Between Bairnsdale and Eden, there is a long stretch with no bigger towns in between. Be prepared for longer waiting and possibly need to sleep outside. Not the fastest way in order to get to Sydney, but definitely doable, and loads of interesting spots at the coast along the way. For a more direct connection to Sydney, the Hume Highway is better recommended rather than the scenic coast road.

West towards Adelaide

Option 1

Go to one of the central Train Stations and get a ticket to Ballarat. It is about 10 $ (in 2010). The ticket will let you get on what ever train you need to travel to the Southern Cross Station. From there the train takes you about 120 km out of town. Once in Ballarat your train ticket will also get you on the buses for the day. Cross the road from the station and take the bus 3 Creswick. Ask the driver to drop you at the Freeway on-ramp to Adelaide. This will save you a 5 km walk to the freeway. Walk 200 m down onto the freeway then hitch.

Bear in mind that if you choose this option you will basically travel over a hundred kilometers out of Melbourne and spend at least 2 hours on public transport.

Option 2

Take a train from Southern Cross in direction Ballarat and get off at Rockbank. Rockbank is in Myki zone 2, so it'll cost you around $6.50. If you yet haven't got a Myki card, they won't let you board the train without and no paper tickets are available. So be aware of another $6 for the card. The trip takes about 30 minutes, but the train goes only about every 2 hours, so check the timetable on beforehand.

Once in Rockbank, walk into the village eastwards into Westcott Parade and turn left at the roundabout or into Elizabeth street. Walk along the highway until you see a bus stop. This place is a good hitchhiking spot where cars can stop easily. However, if you don't mind walking for another 1-2 km, there will be a Service Station further down the road (you are able to see the big McD's sign from the bus stop). There it'll be easier getting a ride by talking to the people.

DATA SECTION >>
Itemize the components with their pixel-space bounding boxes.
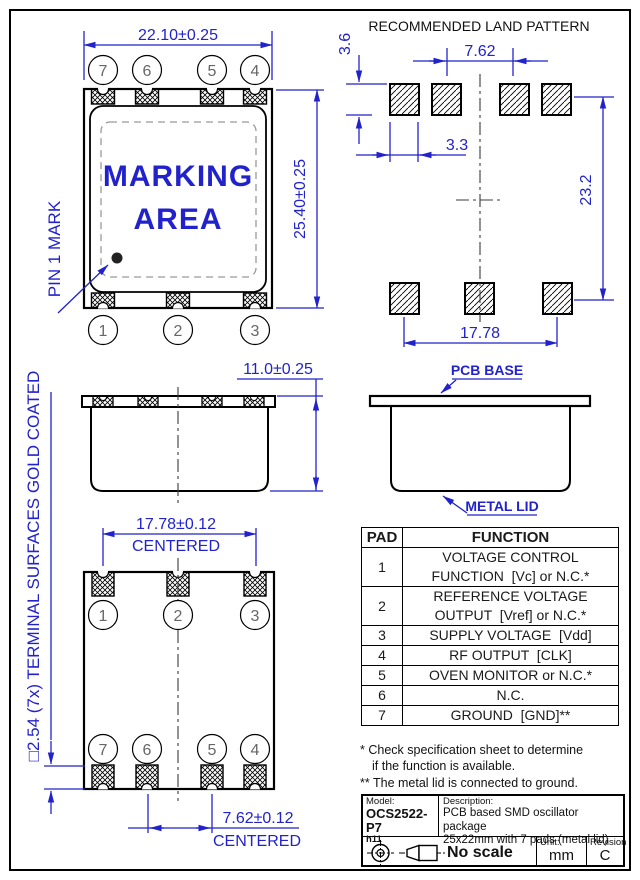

PROBLEM SET >>
[1] In the hitchhiking guide, which bus should you take after crossing the road from the Ballarat station?
[2] Continue the hitchhiking guide from where it stops.

ANSWERS TO THE EXERCISE >>
[1] Bus 3 to Creswick.

[2]
You can basically just take any lift you get offered, as you can stand virtually anywhere on the highway to Adelaide. Keep in mind that people who go all the way to Adelaide are more likely to leave Melbourne early, since the whole trip takes 6-8 hours.

If you get a ride going to Ballarat it's a good idea to get dropped off at the BP gas station around 5 km before Ballarat.

Southwest along the Great Ocean Road

The original option

30 minutes+ of walking

To get to the Great Ocean Road take a train to Geelong (ca. 8A$ as of January 2013). Go right out of the station and onto the main highway. There's no awesome hitchhiking spots anywhere near, but cars can be stopped in different spots along the road. If you walk about 2 km (or more...) down the road, you will find a really good spot just before the bridge. From anywhere else between Torquay and Apollo Bay, rides are extremely easy to pick up.

The easy option

20 minutes of walking

Take the V-Line train towards Warnambool and get off at Marshall (2 stops after Geelong but costs you the same price). Bear in mind that the Warnambool line doesn't run as often as the Geelong line so check the timetable. As you get off the train bear left and walk for about 200 meters until you get to Marshalltown Road. Turn left again and follow the road until you get to Turquay Road/ Surfcoast Highway. If you turn left and walk down the road for a hundred meter or so you'll find a busstop where cars can pull over easily.

The suburban option

15 minutes of walking and most of that is walking through a nice little park.

Get on the train towards Werribee (Zone 1+2) and go all the way to Werribee. As you get out of the station you'll be on Comden Drive. Turn right (i.e. opposite direction from Woolsworth) and walk down down the road for about 200 meters until you see a footbridge over a river on your right hand side. Cross the bridge and follow the trail for about 10 minutes and you'll get to the main intersection. Just after the intersection there is a big area for cars to pull over.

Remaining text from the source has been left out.